START Material provided

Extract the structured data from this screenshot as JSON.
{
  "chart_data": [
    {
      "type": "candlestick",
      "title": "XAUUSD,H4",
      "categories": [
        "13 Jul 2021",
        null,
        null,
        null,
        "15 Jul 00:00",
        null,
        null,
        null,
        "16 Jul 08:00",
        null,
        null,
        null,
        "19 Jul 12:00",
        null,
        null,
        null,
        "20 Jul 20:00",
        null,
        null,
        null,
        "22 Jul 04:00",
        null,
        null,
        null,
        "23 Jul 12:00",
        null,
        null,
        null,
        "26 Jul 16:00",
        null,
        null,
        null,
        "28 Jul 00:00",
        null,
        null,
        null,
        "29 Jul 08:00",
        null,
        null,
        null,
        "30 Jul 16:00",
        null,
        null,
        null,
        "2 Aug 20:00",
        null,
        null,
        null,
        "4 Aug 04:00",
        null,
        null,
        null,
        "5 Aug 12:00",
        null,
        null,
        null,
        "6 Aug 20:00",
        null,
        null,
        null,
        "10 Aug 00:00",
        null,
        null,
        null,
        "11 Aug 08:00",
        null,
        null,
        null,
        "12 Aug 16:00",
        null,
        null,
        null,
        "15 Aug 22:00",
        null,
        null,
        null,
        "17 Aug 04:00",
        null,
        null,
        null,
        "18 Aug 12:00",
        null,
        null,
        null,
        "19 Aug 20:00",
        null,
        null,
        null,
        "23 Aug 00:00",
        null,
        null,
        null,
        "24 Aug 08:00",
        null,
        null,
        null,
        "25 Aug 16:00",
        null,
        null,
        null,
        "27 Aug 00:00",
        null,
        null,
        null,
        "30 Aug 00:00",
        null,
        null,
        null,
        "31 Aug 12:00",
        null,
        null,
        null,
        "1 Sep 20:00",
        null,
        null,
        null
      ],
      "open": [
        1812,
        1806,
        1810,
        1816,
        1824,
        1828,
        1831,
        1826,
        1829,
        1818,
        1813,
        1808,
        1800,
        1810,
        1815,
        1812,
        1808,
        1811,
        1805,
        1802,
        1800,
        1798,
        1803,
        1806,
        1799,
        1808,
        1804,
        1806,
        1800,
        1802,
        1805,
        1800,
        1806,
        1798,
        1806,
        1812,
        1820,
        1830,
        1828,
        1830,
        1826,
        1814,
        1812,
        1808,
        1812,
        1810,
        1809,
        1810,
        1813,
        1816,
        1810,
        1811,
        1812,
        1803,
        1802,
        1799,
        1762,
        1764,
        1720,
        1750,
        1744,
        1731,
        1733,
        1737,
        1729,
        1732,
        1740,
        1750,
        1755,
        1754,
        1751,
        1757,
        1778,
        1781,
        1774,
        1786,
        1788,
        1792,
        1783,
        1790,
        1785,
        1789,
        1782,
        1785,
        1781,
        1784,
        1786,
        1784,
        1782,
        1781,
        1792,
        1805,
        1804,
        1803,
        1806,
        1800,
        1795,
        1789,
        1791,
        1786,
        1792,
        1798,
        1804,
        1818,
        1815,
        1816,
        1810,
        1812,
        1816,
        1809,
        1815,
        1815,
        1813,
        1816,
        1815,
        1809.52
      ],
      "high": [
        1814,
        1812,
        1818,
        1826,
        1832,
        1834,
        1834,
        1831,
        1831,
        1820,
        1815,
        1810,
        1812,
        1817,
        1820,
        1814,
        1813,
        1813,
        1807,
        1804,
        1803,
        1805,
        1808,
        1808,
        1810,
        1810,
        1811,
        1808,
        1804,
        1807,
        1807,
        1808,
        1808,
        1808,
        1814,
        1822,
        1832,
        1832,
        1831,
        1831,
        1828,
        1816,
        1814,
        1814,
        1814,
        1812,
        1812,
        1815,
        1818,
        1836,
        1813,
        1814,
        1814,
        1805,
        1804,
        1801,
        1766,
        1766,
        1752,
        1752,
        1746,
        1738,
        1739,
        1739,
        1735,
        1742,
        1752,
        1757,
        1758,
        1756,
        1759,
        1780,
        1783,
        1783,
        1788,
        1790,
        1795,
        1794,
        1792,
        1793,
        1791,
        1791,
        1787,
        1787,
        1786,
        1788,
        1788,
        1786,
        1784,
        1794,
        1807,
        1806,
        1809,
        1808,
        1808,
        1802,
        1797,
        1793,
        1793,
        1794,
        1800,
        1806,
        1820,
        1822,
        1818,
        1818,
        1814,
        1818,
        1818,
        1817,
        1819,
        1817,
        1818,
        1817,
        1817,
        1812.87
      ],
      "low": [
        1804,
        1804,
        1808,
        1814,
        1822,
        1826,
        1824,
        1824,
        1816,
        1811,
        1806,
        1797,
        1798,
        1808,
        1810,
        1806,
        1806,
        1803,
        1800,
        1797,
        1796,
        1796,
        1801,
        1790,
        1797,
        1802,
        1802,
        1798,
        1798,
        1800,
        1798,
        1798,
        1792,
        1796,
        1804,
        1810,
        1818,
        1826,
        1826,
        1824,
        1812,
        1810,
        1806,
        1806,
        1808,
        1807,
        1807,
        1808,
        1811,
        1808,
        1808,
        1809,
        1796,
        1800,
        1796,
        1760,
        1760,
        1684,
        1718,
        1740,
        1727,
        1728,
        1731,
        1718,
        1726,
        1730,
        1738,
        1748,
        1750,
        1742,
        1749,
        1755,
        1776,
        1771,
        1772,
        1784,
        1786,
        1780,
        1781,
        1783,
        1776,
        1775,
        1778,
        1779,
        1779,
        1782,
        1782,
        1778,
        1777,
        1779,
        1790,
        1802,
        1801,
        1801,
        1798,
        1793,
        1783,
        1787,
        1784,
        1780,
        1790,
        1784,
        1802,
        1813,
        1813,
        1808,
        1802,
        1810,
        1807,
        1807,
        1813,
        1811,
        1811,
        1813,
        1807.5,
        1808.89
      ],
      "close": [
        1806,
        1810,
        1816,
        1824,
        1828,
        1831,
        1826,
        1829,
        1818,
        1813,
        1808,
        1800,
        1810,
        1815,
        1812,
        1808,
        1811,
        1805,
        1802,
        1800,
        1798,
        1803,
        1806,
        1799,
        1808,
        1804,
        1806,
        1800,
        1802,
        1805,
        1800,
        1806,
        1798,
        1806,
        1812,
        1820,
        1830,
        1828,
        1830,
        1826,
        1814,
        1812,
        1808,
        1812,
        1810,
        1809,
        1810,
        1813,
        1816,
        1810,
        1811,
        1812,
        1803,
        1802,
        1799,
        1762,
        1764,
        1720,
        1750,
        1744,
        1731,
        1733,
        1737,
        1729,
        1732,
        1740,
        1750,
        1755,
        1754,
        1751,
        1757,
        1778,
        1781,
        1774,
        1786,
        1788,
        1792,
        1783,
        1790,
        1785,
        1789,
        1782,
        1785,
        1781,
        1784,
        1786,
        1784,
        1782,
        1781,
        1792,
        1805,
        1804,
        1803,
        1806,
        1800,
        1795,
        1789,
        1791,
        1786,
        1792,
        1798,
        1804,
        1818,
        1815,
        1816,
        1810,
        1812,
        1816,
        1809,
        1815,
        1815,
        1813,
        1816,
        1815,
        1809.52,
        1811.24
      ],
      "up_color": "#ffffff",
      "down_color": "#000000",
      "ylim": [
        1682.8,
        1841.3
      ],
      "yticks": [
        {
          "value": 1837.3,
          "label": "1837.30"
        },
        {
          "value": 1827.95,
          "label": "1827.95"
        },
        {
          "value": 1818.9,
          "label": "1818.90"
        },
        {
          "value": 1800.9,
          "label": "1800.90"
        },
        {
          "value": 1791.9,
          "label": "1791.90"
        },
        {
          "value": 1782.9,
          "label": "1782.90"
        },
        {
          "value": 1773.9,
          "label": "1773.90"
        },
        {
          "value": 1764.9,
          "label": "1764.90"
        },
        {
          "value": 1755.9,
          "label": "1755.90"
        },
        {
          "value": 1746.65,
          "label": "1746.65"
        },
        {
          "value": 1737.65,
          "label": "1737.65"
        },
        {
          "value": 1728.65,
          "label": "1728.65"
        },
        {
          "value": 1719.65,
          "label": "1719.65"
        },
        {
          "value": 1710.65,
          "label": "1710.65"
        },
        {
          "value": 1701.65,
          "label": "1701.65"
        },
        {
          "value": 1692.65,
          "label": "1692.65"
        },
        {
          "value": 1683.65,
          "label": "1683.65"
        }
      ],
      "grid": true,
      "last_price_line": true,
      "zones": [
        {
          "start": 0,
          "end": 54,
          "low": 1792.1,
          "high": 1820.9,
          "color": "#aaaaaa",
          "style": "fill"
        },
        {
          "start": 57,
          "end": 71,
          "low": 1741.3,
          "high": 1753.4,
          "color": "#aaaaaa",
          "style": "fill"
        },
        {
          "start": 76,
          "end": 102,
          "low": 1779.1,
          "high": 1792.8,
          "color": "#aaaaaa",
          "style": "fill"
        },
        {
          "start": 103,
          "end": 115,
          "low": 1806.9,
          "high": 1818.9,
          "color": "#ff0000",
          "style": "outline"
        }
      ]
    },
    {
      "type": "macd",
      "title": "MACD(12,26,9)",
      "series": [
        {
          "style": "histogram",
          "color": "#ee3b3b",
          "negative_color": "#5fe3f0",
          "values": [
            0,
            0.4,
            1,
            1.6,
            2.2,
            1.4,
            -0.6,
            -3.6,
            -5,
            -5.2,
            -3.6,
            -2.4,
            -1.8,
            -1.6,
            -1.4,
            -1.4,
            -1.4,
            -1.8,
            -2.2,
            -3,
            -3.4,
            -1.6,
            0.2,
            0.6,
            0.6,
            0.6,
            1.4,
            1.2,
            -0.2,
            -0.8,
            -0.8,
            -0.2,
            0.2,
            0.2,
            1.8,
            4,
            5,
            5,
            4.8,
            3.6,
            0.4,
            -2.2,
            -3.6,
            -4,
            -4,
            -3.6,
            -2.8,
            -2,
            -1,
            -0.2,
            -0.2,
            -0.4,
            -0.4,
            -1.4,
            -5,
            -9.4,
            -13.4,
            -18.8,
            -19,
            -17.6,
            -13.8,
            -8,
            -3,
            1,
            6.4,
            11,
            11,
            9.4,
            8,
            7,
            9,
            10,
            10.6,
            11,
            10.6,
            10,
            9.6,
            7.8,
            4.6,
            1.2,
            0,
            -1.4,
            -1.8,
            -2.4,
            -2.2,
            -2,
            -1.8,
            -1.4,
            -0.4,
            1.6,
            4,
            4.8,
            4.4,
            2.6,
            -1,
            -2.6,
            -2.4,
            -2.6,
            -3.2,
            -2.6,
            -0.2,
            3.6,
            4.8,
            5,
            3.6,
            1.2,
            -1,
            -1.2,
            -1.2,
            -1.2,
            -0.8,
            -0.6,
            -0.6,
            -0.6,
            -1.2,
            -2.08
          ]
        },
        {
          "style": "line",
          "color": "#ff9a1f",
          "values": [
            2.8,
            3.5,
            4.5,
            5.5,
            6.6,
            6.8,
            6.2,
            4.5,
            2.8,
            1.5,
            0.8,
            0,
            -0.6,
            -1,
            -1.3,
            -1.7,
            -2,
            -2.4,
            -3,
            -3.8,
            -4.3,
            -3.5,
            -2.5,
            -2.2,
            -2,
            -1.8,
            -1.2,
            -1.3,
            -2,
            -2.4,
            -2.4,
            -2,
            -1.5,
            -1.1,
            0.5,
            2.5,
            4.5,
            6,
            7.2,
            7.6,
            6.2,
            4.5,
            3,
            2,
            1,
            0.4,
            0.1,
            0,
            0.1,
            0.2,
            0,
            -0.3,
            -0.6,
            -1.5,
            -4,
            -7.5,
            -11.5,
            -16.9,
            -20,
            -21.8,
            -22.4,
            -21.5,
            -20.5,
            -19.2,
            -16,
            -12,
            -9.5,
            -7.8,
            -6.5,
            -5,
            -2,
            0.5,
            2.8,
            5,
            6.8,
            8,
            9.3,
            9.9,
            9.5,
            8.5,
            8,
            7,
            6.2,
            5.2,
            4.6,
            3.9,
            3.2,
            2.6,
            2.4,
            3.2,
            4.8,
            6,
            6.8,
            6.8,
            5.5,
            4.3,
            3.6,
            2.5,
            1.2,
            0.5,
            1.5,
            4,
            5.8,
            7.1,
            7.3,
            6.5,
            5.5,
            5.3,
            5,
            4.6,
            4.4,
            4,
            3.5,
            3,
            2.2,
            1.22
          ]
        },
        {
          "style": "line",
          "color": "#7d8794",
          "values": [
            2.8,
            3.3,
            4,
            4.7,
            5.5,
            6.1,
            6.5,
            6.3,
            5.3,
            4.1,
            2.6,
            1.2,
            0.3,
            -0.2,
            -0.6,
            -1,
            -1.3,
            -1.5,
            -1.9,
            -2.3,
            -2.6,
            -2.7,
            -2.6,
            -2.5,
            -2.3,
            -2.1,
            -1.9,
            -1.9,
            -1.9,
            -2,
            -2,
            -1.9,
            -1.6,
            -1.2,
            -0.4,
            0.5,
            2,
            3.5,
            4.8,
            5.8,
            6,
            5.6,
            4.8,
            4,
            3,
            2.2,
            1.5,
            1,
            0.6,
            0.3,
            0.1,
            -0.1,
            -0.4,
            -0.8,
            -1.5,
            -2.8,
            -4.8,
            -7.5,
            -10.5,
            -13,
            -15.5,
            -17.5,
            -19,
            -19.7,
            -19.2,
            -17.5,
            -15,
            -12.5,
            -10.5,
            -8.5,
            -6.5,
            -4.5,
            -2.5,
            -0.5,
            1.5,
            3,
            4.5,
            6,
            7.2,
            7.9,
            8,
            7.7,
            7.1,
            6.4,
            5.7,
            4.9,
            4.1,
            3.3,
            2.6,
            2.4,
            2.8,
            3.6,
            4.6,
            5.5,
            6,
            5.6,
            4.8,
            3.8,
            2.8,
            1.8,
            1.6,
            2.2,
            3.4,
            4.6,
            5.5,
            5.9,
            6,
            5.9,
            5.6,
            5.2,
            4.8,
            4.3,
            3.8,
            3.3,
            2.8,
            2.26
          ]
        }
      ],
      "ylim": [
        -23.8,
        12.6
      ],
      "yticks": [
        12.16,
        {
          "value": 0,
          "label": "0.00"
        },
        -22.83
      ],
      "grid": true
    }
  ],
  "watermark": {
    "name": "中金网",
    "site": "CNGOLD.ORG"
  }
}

END Material provided

* _What you will do_
Copy all lines from the material that hold "true".

* _Solution_
      "grid": true,
      "last_price_line": true,
      "grid": true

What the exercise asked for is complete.